WORKING DATA:
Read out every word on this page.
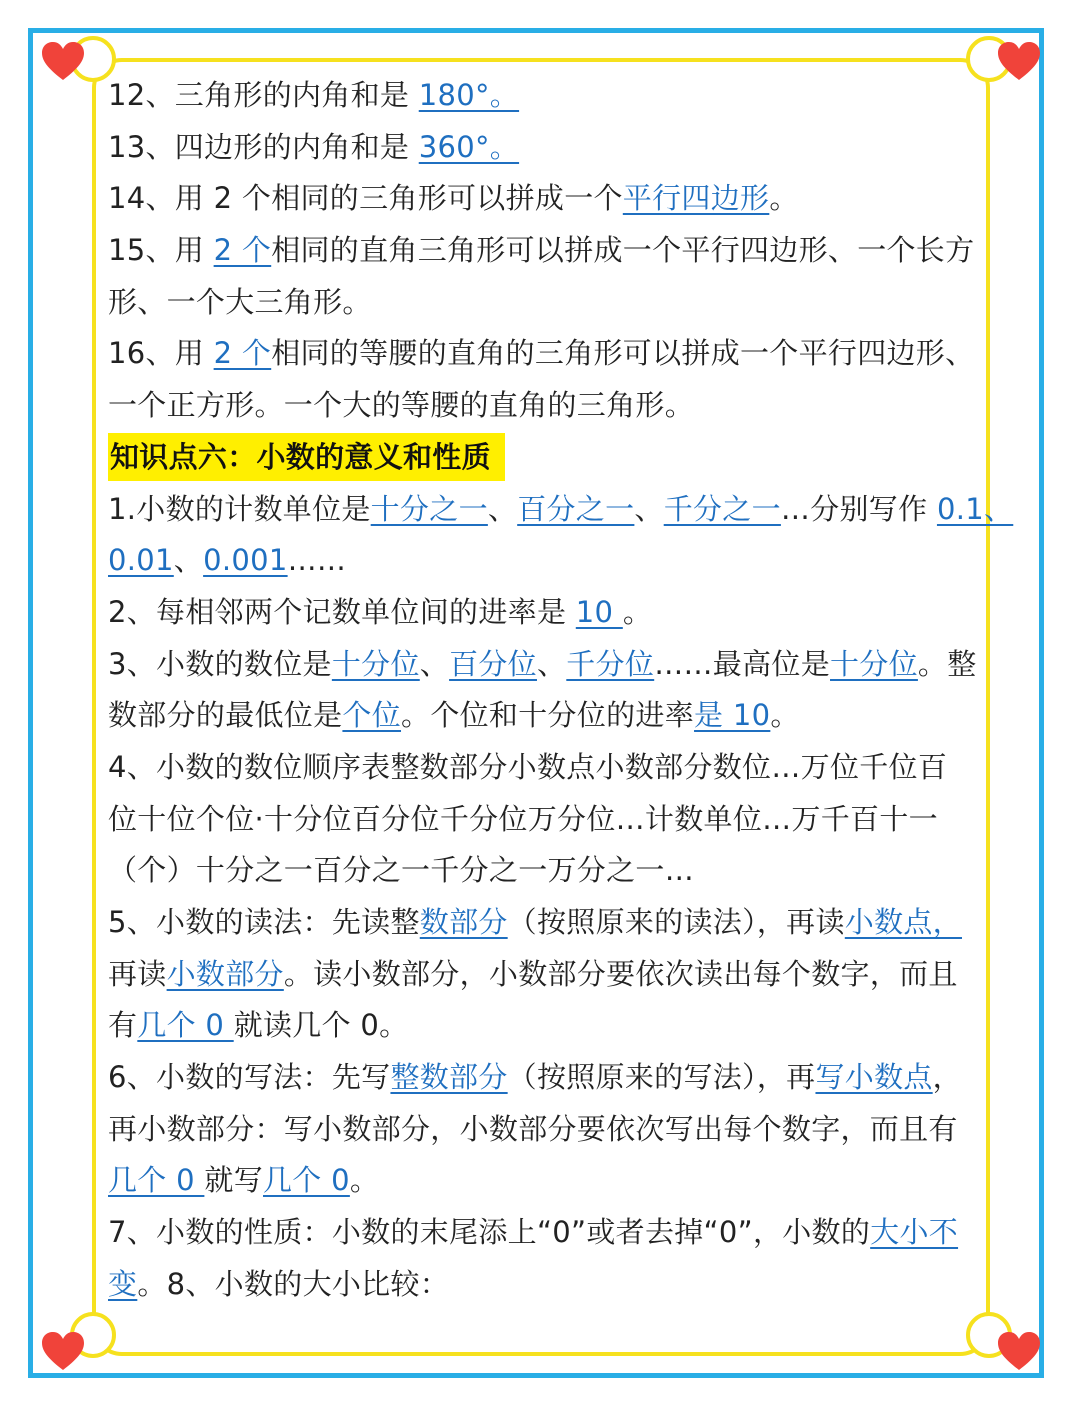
12、三角形的内角和是 180°。
13、四边形的内角和是 360°。
14、用 2 个相同的三角形可以拼成一个平行四边形。
15、用 2 个相同的直角三角形可以拼成一个平行四边形、一个长方
形、一个大三角形。
16、用 2 个相同的等腰的直角的三角形可以拼成一个平行四边形、
一个正方形。一个大的等腰的直角的三角形。
知识点六：小数的意义和性质
1.小数的计数单位是十分之一、百分之一、千分之一…分别写作 0.1、
0.01、0.001……
2、每相邻两个记数单位间的进率是 10 。
3、小数的数位是十分位、百分位、千分位……最高位是十分位。整
数部分的最低位是个位。个位和十分位的进率是 10。
4、小数的数位顺序表整数部分小数点小数部分数位…万位千位百
位十位个位·十分位百分位千分位万分位…计数单位…万千百十一
（个）十分之一百分之一千分之一万分之一…
5、小数的读法：先读整数部分（按照原来的读法），再读小数点，
再读小数部分。读小数部分，小数部分要依次读出每个数字，而且
有几个 0 就读几个 0。
6、小数的写法：先写整数部分（按照原来的写法），再写小数点，
再小数部分：写小数部分，小数部分要依次写出每个数字，而且有
几个 0 就写几个 0。
7、小数的性质：小数的末尾添上“0”或者去掉“0”，小数的大小不
变。8、小数的大小比较：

PROBLEM DETAILS: Omit all pictures while transcribing the entries verbatim.

FINISHED ANSWER:
Read out every word on this page.
12、三角形的内角和是 180°。
13、四边形的内角和是 360°。
14、用 2 个相同的三角形可以拼成一个平行四边形。
15、用 2 个相同的直角三角形可以拼成一个平行四边形、一个长方
形、一个大三角形。
16、用 2 个相同的等腰的直角的三角形可以拼成一个平行四边形、
一个正方形。一个大的等腰的直角的三角形。
知识点六：小数的意义和性质
1.小数的计数单位是十分之一、百分之一、千分之一…分别写作 0.1、
0.01、0.001……
2、每相邻两个记数单位间的进率是 10 。
3、小数的数位是十分位、百分位、千分位……最高位是十分位。整
数部分的最低位是个位。个位和十分位的进率是 10。
4、小数的数位顺序表整数部分小数点小数部分数位…万位千位百
位十位个位·十分位百分位千分位万分位…计数单位…万千百十一
（个）十分之一百分之一千分之一万分之一…
5、小数的读法：先读整数部分（按照原来的读法），再读小数点，
再读小数部分。读小数部分，小数部分要依次读出每个数字，而且
有几个 0 就读几个 0。
6、小数的写法：先写整数部分（按照原来的写法），再写小数点，
再小数部分：写小数部分，小数部分要依次写出每个数字，而且有
几个 0 就写几个 0。
7、小数的性质：小数的末尾添上“0”或者去掉“0”，小数的大小不
变。8、小数的大小比较：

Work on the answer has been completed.